* Aim: Extract every record, keeping each one exactly as it is.

* Record extracts:
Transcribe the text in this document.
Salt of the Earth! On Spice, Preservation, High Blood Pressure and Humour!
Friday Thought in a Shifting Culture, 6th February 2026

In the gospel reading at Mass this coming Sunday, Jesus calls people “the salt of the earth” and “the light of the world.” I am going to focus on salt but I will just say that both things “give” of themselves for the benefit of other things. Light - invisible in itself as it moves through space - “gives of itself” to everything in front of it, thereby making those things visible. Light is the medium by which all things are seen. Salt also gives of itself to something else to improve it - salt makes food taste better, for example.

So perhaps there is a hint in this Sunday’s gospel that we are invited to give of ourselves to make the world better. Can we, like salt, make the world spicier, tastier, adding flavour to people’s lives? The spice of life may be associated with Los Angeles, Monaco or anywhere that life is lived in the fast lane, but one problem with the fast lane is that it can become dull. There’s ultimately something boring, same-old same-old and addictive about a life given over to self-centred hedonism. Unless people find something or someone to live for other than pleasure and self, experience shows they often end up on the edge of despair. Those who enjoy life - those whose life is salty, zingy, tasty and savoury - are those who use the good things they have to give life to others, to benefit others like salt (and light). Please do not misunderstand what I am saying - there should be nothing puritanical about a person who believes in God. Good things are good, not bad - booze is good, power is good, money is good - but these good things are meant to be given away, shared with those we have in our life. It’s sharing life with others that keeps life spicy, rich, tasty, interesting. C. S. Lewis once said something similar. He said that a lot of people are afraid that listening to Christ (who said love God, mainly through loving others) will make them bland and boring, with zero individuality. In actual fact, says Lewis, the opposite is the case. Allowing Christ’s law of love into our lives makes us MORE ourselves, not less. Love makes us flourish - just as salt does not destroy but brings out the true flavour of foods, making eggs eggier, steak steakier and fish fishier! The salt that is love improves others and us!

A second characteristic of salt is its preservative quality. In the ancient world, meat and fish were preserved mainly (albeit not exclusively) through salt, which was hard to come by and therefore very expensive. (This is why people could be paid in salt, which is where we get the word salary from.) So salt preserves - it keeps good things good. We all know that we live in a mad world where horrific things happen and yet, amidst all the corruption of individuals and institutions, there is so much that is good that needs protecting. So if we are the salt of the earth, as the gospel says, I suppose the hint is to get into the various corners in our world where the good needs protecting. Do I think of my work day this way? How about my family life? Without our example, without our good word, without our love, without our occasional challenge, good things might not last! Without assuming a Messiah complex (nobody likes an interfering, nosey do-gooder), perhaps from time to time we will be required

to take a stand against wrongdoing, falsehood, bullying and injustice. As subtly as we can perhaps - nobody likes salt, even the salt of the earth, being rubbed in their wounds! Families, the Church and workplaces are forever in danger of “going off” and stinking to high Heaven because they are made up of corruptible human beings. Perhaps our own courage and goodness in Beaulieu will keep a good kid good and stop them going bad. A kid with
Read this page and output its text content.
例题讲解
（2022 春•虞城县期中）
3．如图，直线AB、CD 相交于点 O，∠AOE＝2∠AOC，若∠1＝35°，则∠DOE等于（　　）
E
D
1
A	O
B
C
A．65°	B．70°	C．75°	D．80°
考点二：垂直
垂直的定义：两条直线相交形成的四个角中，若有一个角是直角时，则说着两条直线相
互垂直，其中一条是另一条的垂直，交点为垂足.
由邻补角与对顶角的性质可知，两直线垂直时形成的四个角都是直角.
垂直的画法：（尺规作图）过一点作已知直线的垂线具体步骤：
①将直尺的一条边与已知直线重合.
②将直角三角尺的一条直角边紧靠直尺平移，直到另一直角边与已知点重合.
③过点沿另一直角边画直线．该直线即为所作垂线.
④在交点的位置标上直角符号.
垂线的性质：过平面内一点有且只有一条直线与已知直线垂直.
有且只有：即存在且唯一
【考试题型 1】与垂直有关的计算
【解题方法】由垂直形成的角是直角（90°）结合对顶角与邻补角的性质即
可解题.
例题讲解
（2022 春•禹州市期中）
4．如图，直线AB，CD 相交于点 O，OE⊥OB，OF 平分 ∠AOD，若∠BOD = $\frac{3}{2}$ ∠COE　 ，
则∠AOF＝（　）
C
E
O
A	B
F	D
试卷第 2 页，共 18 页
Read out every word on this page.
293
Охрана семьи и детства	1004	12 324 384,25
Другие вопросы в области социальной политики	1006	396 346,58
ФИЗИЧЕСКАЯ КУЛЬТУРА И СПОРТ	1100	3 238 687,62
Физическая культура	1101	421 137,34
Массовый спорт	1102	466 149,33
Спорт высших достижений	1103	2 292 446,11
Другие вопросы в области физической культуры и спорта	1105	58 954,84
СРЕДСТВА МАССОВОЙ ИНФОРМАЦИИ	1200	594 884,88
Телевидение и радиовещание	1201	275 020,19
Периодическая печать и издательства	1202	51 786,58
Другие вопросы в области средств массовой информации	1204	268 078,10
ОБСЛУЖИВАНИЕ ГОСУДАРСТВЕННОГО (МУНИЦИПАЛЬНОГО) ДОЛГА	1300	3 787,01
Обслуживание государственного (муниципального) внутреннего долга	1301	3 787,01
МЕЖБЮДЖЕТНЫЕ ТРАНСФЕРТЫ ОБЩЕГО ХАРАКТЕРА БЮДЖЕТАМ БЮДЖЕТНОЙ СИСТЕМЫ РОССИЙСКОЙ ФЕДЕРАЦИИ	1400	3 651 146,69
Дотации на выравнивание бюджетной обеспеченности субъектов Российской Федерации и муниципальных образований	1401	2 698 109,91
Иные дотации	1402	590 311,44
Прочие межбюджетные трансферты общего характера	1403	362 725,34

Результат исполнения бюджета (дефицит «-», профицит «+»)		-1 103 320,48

* Complete response:
Transcribe the text in this document.
Salt of the Earth! On Spice, Preservation, High Blood Pressure and Humour!
Friday Thought in a Shifting Culture, 6th February 2026

In the gospel reading at Mass this coming Sunday, Jesus calls people “the salt of the earth” and “the light of the world.” I am going to focus on salt but I will just say that both things “give” of themselves for the benefit of other things. Light - invisible in itself as it moves through space - “gives of itself” to everything in front of it, thereby making those things visible. Light is the medium by which all things are seen. Salt also gives of itself to something else to improve it - salt makes food taste better, for example.

So perhaps there is a hint in this Sunday’s gospel that we are invited to give of ourselves to make the world better. Can we, like salt, make the world spicier, tastier, adding flavour to people’s lives? The spice of life may be associated with Los Angeles, Monaco or anywhere that life is lived in the fast lane, but one problem with the fast lane is that it can become dull. There’s ultimately something boring, same-old same-old and addictive about a life given over to self-centred hedonism. Unless people find something or someone to live for other than pleasure and self, experience shows they often end up on the edge of despair. Those who enjoy life - those whose life is salty, zingy, tasty and savoury - are those who use the good things they have to give life to others, to benefit others like salt (and light). Please do not misunderstand what I am saying - there should be nothing puritanical about a person who believes in God. Good things are good, not bad - booze is good, power is good, money is good - but these good things are meant to be given away, shared with those we have in our life. It’s sharing life with others that keeps life spicy, rich, tasty, interesting. C. S. Lewis once said something similar. He said that a lot of people are afraid that listening to Christ (who said love God, mainly through loving others) will make them bland and boring, with zero individuality. In actual fact, says Lewis, the opposite is the case. Allowing Christ’s law of love into our lives makes us MORE ourselves, not less. Love makes us flourish - just as salt does not destroy but brings out the true flavour of foods, making eggs eggier, steak steakier and fish fishier! The salt that is love improves others and us!

A second characteristic of salt is its preservative quality. In the ancient world, meat and fish were preserved mainly (albeit not exclusively) through salt, which was hard to come by and therefore very expensive. (This is why people could be paid in salt, which is where we get the word salary from.) So salt preserves - it keeps good things good. We all know that we live in a mad world where horrific things happen and yet, amidst all the corruption of individuals and institutions, there is so much that is good that needs protecting. So if we are the salt of the earth, as the gospel says, I suppose the hint is to get into the various corners in our world where the good needs protecting. Do I think of my work day this way? How about my family life? Without our example, without our good word, without our love, without our occasional challenge, good things might not last! Without assuming a Messiah complex (nobody likes an interfering, nosey do-gooder), perhaps from time to time we will be required

to take a stand against wrongdoing, falsehood, bullying and injustice. As subtly as we can perhaps - nobody likes salt, even the salt of the earth, being rubbed in their wounds! Families, the Church and workplaces are forever in danger of “going off” and stinking to high Heaven because they are made up of corruptible human beings. Perhaps our own courage and goodness in Beaulieu will keep a good kid good and stop them going bad. A kid with
Read this page and output its text content.
例题讲解
（2022 春•虞城县期中）
3．如图，直线AB、CD 相交于点 O，∠AOE＝2∠AOC，若∠1＝35°，则∠DOE等于（　　）
E
D
1
A	O
B
C
A．65°	B．70°	C．75°	D．80°
考点二：垂直
垂直的定义：两条直线相交形成的四个角中，若有一个角是直角时，则说着两条直线相
互垂直，其中一条是另一条的垂直，交点为垂足.
由邻补角与对顶角的性质可知，两直线垂直时形成的四个角都是直角.
垂直的画法：（尺规作图）过一点作已知直线的垂线具体步骤：
①将直尺的一条边与已知直线重合.
②将直角三角尺的一条直角边紧靠直尺平移，直到另一直角边与已知点重合.
③过点沿另一直角边画直线．该直线即为所作垂线.
④在交点的位置标上直角符号.
垂线的性质：过平面内一点有且只有一条直线与已知直线垂直.
有且只有：即存在且唯一
【考试题型 1】与垂直有关的计算
【解题方法】由垂直形成的角是直角（90°）结合对顶角与邻补角的性质即
可解题.
例题讲解
（2022 春•禹州市期中）
4．如图，直线AB，CD 相交于点 O，OE⊥OB，OF 平分 ∠AOD，若∠BOD = $\frac{3}{2}$ ∠COE　 ，
则∠AOF＝（　）
C
E
O
A	B
F	D
试卷第 2 页，共 18 页
Read out every word on this page.
293
Охрана семьи и детства	1004	12 324 384,25
Другие вопросы в области социальной политики	1006	396 346,58
ФИЗИЧЕСКАЯ КУЛЬТУРА И СПОРТ	1100	3 238 687,62
Физическая культура	1101	421 137,34
Массовый спорт	1102	466 149,33
Спорт высших достижений	1103	2 292 446,11
Другие вопросы в области физической культуры и спорта	1105	58 954,84
СРЕДСТВА МАССОВОЙ ИНФОРМАЦИИ	1200	594 884,88
Телевидение и радиовещание	1201	275 020,19
Периодическая печать и издательства	1202	51 786,58
Другие вопросы в области средств массовой информации	1204	268 078,10
ОБСЛУЖИВАНИЕ ГОСУДАРСТВЕННОГО (МУНИЦИПАЛЬНОГО) ДОЛГА	1300	3 787,01
Обслуживание государственного (муниципального) внутреннего долга	1301	3 787,01
МЕЖБЮДЖЕТНЫЕ ТРАНСФЕРТЫ ОБЩЕГО ХАРАКТЕРА БЮДЖЕТАМ БЮДЖЕТНОЙ СИСТЕМЫ РОССИЙСКОЙ ФЕДЕРАЦИИ	1400	3 651 146,69
Дотации на выравнивание бюджетной обеспеченности субъектов Российской Федерации и муниципальных образований	1401	2 698 109,91
Иные дотации	1402	590 311,44
Прочие межбюджетные трансферты общего характера	1403	362 725,34

Результат исполнения бюджета (дефицит «-», профицит «+»)		-1 103 320,48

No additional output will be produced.